Count the lines in the data below that contain the string "hours". Give only the number.

*Stored data*
=====
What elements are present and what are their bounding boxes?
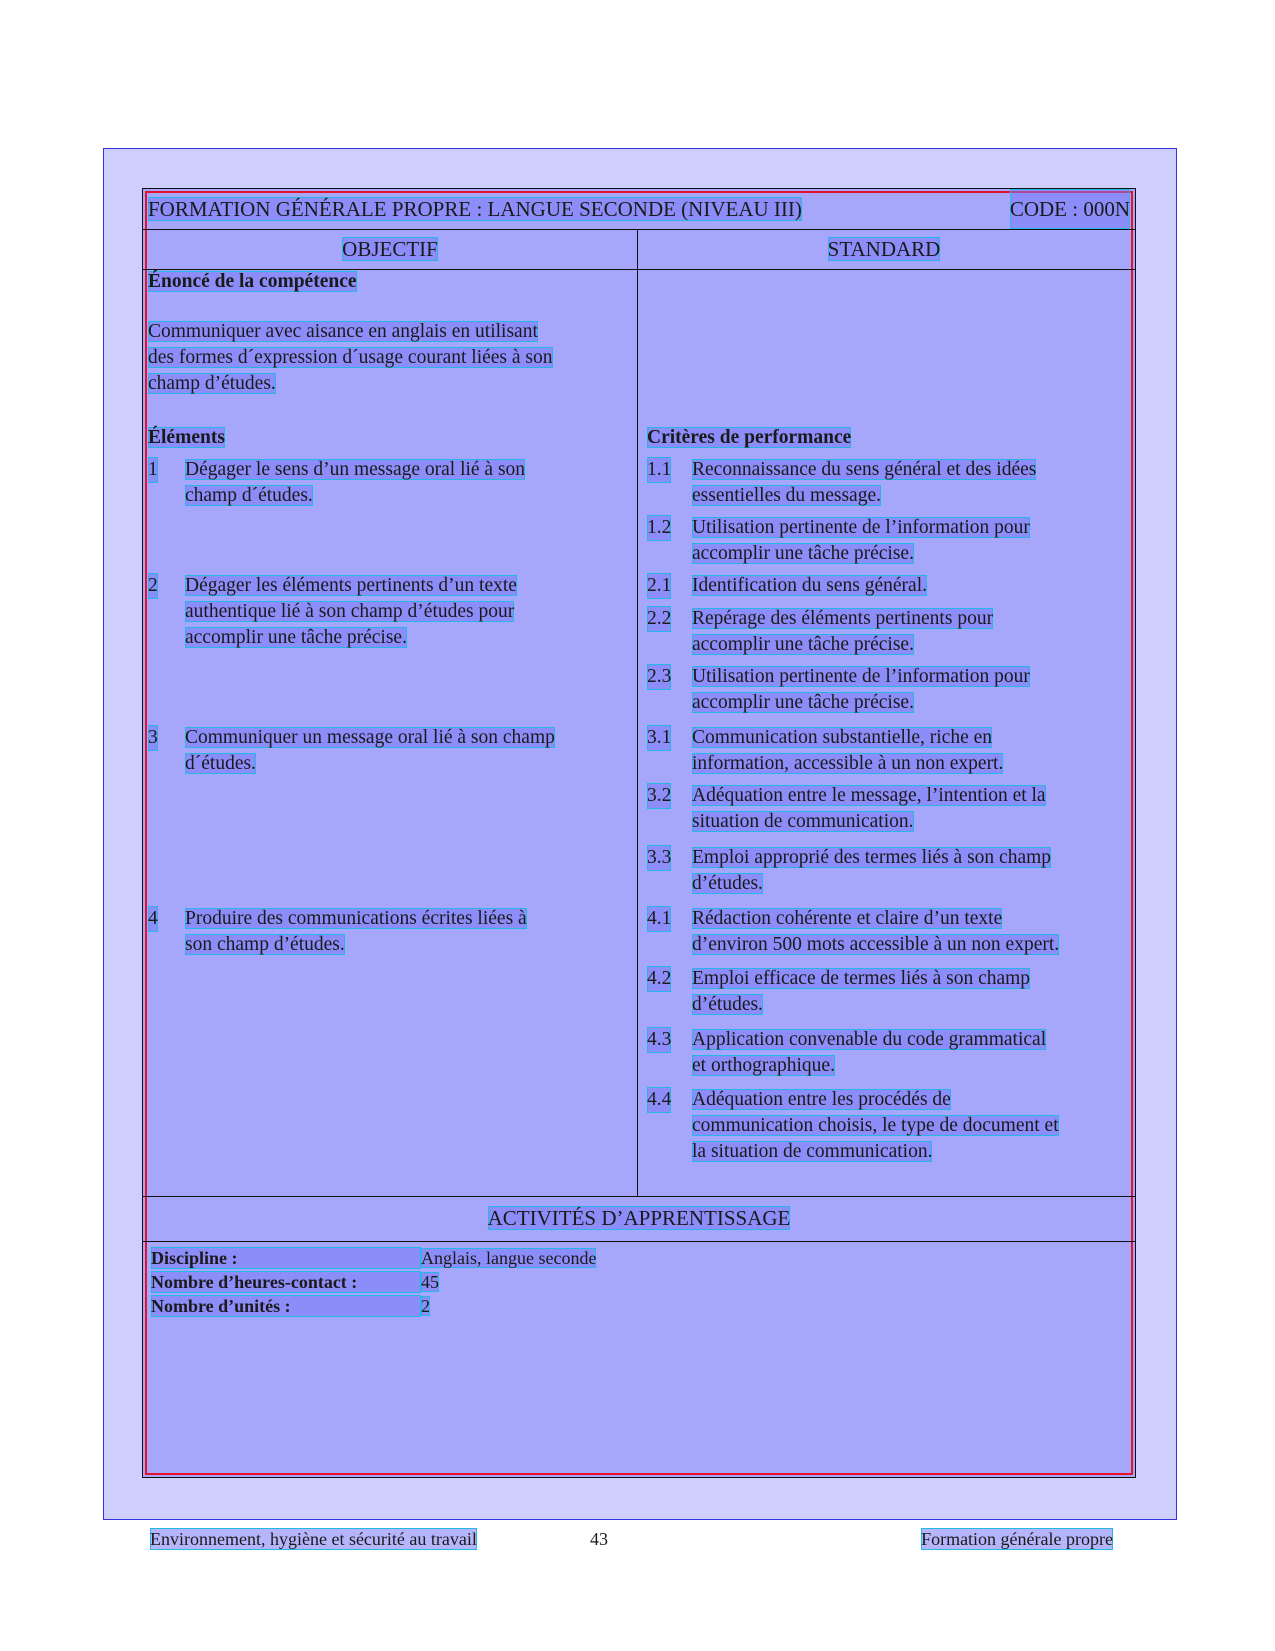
sheet-code: CODE : 000N [1010,189,1130,229]
standard-label: STANDARD [827,237,941,261]
title-row [148,189,1130,229]
competency-sheet: FORMATION GÉNÉRALE PROPRE : LANGUE SECONDE (NIVEAU III) CODE : 000N OBJECTIF STANDARD Énoncé de la compétence Communiquer avec aisance en anglais en utilisant des formes d´expression d´usage courant liées à son champ d’études. Éléments Critères de performance 1 Dégager le sens d’un message oral lié à son champ d´études. 2 Dégager les éléments pertinents d’un texte authentique lié à son champ d’études pour accomplir une tâche précise. 3 Communiquer un message oral lié à son champ d´études. 4 Produire des communications écrites liées à son champ d’études. 1.1 Reconnaissance du sens général et des idées essentielles du message. 1.2 Utilisation pertinente de l’information pour accomplir une tâche précise. 2.1 Identification du sens général. 2.2 Repérage des éléments pertinents pour accomplir une tâche précise. 2.3 Utilisation pertinente de l’information pour accomplir une tâche précise. 3.1 Communication substantielle, riche en information, accessible à un non expert. 3.2 Adéquation entre le message, l’intention et la situation de communication. 3.3 Emploi approprié des termes liés à son champ d’études. 4.1 Rédaction cohérente et claire d’un texte d’environ 500 mots accessible à un non expert. 4.2 Emploi efficace de termes liés à son champ d’études. 4.3 Application convenable du code grammatical et orthographique. 4.4 Adéquation entre les procédés de communication choisis, le type de document et la situation de communication. ACTIVITÉS D’APPRENTISSAGE Discipline : Anglais, langue seconde Nombre d’heures-contact : 45 Nombre d’unités : 2 [142,188,1136,1478]
discipline-label: Discipline : [151,1247,421,1269]
units-value: 2 [421,1296,430,1316]
footer-left: Environnement, hygiène et sécurité au travail [150,1529,477,1549]
discipline-value: Anglais, langue seconde [421,1248,597,1268]
units-row [151,1295,430,1317]
objective-label: OBJECTIF [342,237,438,261]
criteria-heading: Critères de performance [647,427,852,448]
competence-statement: Communiquer avec aisance en anglais en utilisant des formes d´expression d´usage courant liées à son champ d’études. [148,321,553,394]
divider [143,1241,1135,1242]
standard-column-header [637,229,1131,269]
objective-column-header [143,229,637,269]
column-divider [637,229,638,1196]
elements-heading: Éléments [148,427,225,448]
units-label: Nombre d’unités : [151,1295,421,1317]
activities-title: ACTIVITÉS D’APPRENTISSAGE [487,1206,791,1230]
hours-row [151,1271,439,1293]
competence-heading: Énoncé de la compétence [148,271,357,292]
discipline-row [151,1247,596,1269]
footer-right: Formation générale propre [921,1529,1113,1549]
hours-label: Nombre d’heures-contact : [151,1271,421,1293]
footer-page-number: 43 [590,1529,608,1549]
sheet-title: FORMATION GÉNÉRALE PROPRE : LANGUE SECONDE (NIVEAU III) [148,197,802,221]
hours-value: 45 [421,1272,439,1292]
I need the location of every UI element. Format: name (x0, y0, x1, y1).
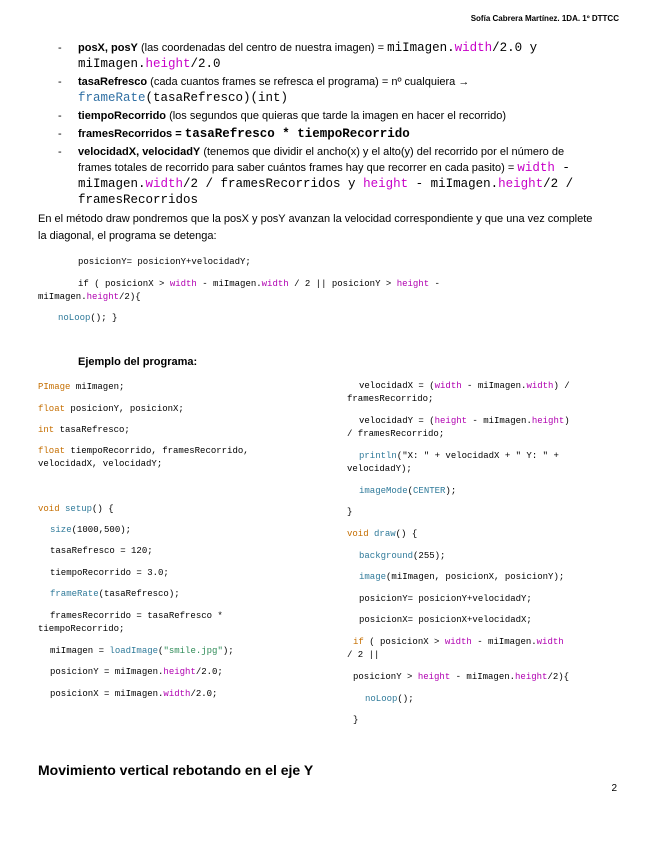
page-number: 2 (611, 783, 617, 794)
code-line: posicionY= posicionY+velocidadY; (359, 594, 532, 604)
list-item: - tiempoRecorrido (los segundos que quieras que tarde la imagen en hacer el recorrido) (58, 110, 506, 122)
code-line: tiempoRecorrido = 3.0; (50, 568, 169, 578)
code-line: velocidadY = (height - miImagen.height) (359, 416, 570, 426)
header-author: Sofía Cabrera Martínez. 1DA. 1º DTTCC (470, 14, 619, 23)
list-item: - tasaRefresco (cada cuantos frames se refresca el programa) = nº cualquiera → frameRate(tasaRefresco)(int) (58, 76, 470, 105)
code-line: framesRecorrido = tasaRefresco * (50, 611, 223, 621)
code-line: if ( posicionX > width - miImagen.width (353, 637, 564, 647)
code-line: void draw() { (347, 529, 418, 539)
code-line: image(miImagen, posicionX, posicionY); (359, 572, 565, 582)
code-line: posicionX= posicionX+velocidadX; (359, 615, 532, 625)
code-line: / framesRecorrido; (347, 429, 445, 439)
code-line: miImagen = loadImage("smile.jpg"); (50, 646, 234, 656)
code-line: } (353, 715, 359, 725)
code-line: float tiempoRecorrido, framesRecorrido, (38, 446, 249, 456)
code-line: void setup() { (38, 504, 114, 514)
code-line: size(1000,500); (50, 525, 132, 535)
code-line: if ( posicionX > width - miImagen.width / 2 || posicionY > height - (78, 279, 440, 289)
code-line: imageMode(CENTER); (359, 486, 457, 496)
code-line: noLoop(); } (58, 313, 118, 323)
code-line: tasaRefresco = 120; (50, 546, 153, 556)
section-heading: Movimiento vertical rebotando en el eje Y (38, 762, 314, 778)
code-line: posicionY = miImagen.height/2.0; (50, 667, 223, 677)
code-line: miImagen.height/2){ (38, 292, 141, 302)
code-line: background(255); (359, 551, 446, 561)
list-item: - framesRecorridos = tasaRefresco * tiempoRecorrido (58, 127, 410, 141)
example-title: Ejemplo del programa: (78, 356, 198, 368)
code-line: PImage miImagen; (38, 382, 125, 392)
code-line: } (347, 507, 353, 517)
code-line: / 2 || (347, 650, 380, 660)
code-line: float posicionY, posicionX; (38, 404, 184, 414)
code-line: framesRecorrido; (347, 394, 434, 404)
draw-method-paragraph: En el método draw pondremos que la posX y posY avanzan la velocidad correspondiente y que una vez complete la diagonal, el programa se detenga: (38, 213, 593, 242)
code-line: tiempoRecorrido; (38, 624, 125, 634)
definitions-list (58, 40, 598, 208)
code-line: velocidadX = (width - miImagen.width) / (359, 381, 570, 391)
code-line: posicionX = miImagen.width/2.0; (50, 689, 218, 699)
code-line: noLoop(); (365, 694, 414, 704)
code-line: velocidadX, velocidadY; (38, 459, 163, 469)
code-line: posicionY > height - miImagen.height/2){ (353, 672, 570, 682)
code-line: int tasaRefresco; (38, 425, 130, 435)
list-item: - posX, posY (las coordenadas del centro de nuestra imagen) = miImagen.width/2.0 y miImagen.height/2.0 (58, 41, 538, 71)
code-line: velocidadY); (347, 464, 412, 474)
code-line: posicionY= posicionY+velocidadY; (78, 257, 251, 267)
code-line: frameRate(tasaRefresco); (50, 589, 180, 599)
code-line: println("X: " + velocidadX + " Y: " + (359, 451, 559, 461)
list-item: - velocidadX, velocidadY (tenemos que dividir el ancho(x) y el alto(y) del recorrido por el número de frames totales de recorrido para saber cuántos frames hay que recorrer en cada pasito) = width - miImagen.width/2 / framesRecorridos y height - miImagen.height/2 / framesRecorridos (58, 146, 574, 207)
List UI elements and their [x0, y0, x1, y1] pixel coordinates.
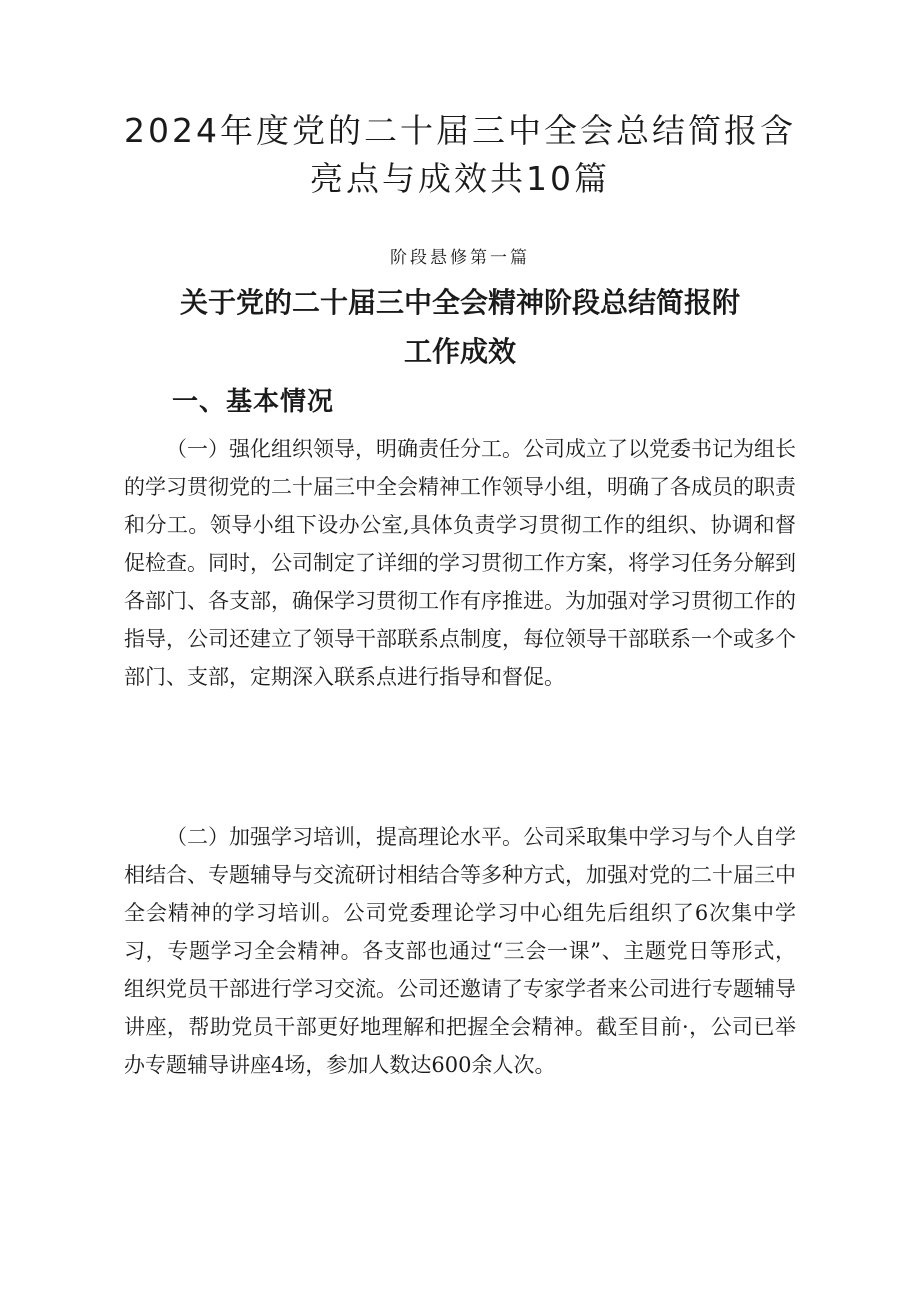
document-title-line-2: 亮点与成效共10篇 [310, 159, 610, 198]
body-paragraph-1: （一）强化组织领导，明确责任分工。公司成立了以党委书记为组长的学习贯彻党的二十届三中全会精神工作领导小组，明确了各成员的职责和分工。领导小组下设办公室,具体负责学习贯彻工作的组织、协调和督促检查。同时，公司制定了详细的学习贯彻工作方案，将学习任务分解到各部门、各支部，确保学习贯彻工作有序推进。为加强对学习贯彻工作的指导，公司还建立了领导干部联系点制度，每位领导干部联系一个或多个部门、支部，定期深入联系点进行指导和督促。 [124, 437, 796, 689]
article-title-line-2: 工作成效 [403, 335, 516, 368]
body-paragraph-2: （二）加强学习培训，提高理论水平。公司采取集中学习与个人自学相结合、专题辅导与交流研讨相结合等多种方式，加强对党的二十届三中全会精神的学习培训。公司党委理论学习中心组先后组织了6次集中学习，专题学习全会精神。各支部也通过“三会一课”、主题党日等形式，组织党员干部进行学习交流。公司还邀请了专家学者来公司进行专题辅导讲座，帮助党员干部更好地理解和把握全会精神。截至目前·，公司已举办专题辅导讲座4场，参加人数达600余人次。 [124, 825, 796, 1077]
article-title-line-1: 关于党的二十届三中全会精神阶段总结简报附 [179, 286, 740, 319]
section-heading: 一、基本情况 [172, 387, 335, 417]
section-label: 阶段悬修第一篇 [390, 248, 530, 268]
document-title-line-1: 2024年度党的二十届三中全会总结简报含 [124, 111, 796, 150]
=====
*Result of this exercise*
3